## [Exercise details]
Restate the entries word for word, omitting nothing.

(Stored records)
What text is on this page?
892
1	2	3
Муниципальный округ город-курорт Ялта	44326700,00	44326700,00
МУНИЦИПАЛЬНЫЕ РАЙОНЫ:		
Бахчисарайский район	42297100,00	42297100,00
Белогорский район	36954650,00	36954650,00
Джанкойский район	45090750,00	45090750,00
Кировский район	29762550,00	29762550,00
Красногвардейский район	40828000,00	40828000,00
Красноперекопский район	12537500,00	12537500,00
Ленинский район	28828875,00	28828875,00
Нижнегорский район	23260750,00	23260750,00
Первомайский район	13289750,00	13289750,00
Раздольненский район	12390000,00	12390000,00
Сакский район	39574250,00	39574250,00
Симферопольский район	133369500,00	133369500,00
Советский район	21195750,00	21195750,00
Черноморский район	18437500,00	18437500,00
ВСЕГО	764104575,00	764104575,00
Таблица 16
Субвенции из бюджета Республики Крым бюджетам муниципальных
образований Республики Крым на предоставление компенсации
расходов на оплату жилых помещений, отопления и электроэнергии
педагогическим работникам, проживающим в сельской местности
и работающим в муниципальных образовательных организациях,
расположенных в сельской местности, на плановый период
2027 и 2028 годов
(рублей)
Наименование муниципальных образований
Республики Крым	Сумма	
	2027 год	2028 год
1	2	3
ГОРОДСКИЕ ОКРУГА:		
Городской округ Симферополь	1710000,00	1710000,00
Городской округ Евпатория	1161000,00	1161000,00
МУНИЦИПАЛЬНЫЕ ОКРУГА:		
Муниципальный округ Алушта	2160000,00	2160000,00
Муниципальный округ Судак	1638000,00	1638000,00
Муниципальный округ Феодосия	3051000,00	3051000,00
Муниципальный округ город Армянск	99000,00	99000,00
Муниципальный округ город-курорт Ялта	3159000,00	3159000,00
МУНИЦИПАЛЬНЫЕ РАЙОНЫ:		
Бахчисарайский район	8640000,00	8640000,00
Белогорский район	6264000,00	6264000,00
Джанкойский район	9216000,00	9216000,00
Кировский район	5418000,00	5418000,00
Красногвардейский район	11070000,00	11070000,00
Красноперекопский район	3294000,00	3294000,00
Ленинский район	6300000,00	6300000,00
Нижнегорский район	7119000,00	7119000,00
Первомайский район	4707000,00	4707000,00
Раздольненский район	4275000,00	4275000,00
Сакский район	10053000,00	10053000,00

## [Solved exercise]
What text is on this page?
892
1	2	3
Муниципальный округ город-курорт Ялта	44326700,00	44326700,00
МУНИЦИПАЛЬНЫЕ РАЙОНЫ:		
Бахчисарайский район	42297100,00	42297100,00
Белогорский район	36954650,00	36954650,00
Джанкойский район	45090750,00	45090750,00
Кировский район	29762550,00	29762550,00
Красногвардейский район	40828000,00	40828000,00
Красноперекопский район	12537500,00	12537500,00
Ленинский район	28828875,00	28828875,00
Нижнегорский район	23260750,00	23260750,00
Первомайский район	13289750,00	13289750,00
Раздольненский район	12390000,00	12390000,00
Сакский район	39574250,00	39574250,00
Симферопольский район	133369500,00	133369500,00
Советский район	21195750,00	21195750,00
Черноморский район	18437500,00	18437500,00
ВСЕГО	764104575,00	764104575,00
Таблица 16
Субвенции из бюджета Республики Крым бюджетам муниципальных
образований Республики Крым на предоставление компенсации
расходов на оплату жилых помещений, отопления и электроэнергии
педагогическим работникам, проживающим в сельской местности
и работающим в муниципальных образовательных организациях,
расположенных в сельской местности, на плановый период
2027 и 2028 годов
(рублей)
Наименование муниципальных образований
Республики Крым	Сумма	
	2027 год	2028 год
1	2	3
ГОРОДСКИЕ ОКРУГА:		
Городской округ Симферополь	1710000,00	1710000,00
Городской округ Евпатория	1161000,00	1161000,00
МУНИЦИПАЛЬНЫЕ ОКРУГА:		
Муниципальный округ Алушта	2160000,00	2160000,00
Муниципальный округ Судак	1638000,00	1638000,00
Муниципальный округ Феодосия	3051000,00	3051000,00
Муниципальный округ город Армянск	99000,00	99000,00
Муниципальный округ город-курорт Ялта	3159000,00	3159000,00
МУНИЦИПАЛЬНЫЕ РАЙОНЫ:		
Бахчисарайский район	8640000,00	8640000,00
Белогорский район	6264000,00	6264000,00
Джанкойский район	9216000,00	9216000,00
Кировский район	5418000,00	5418000,00
Красногвардейский район	11070000,00	11070000,00
Красноперекопский район	3294000,00	3294000,00
Ленинский район	6300000,00	6300000,00
Нижнегорский район	7119000,00	7119000,00
Первомайский район	4707000,00	4707000,00
Раздольненский район	4275000,00	4275000,00
Сакский район	10053000,00	10053000,00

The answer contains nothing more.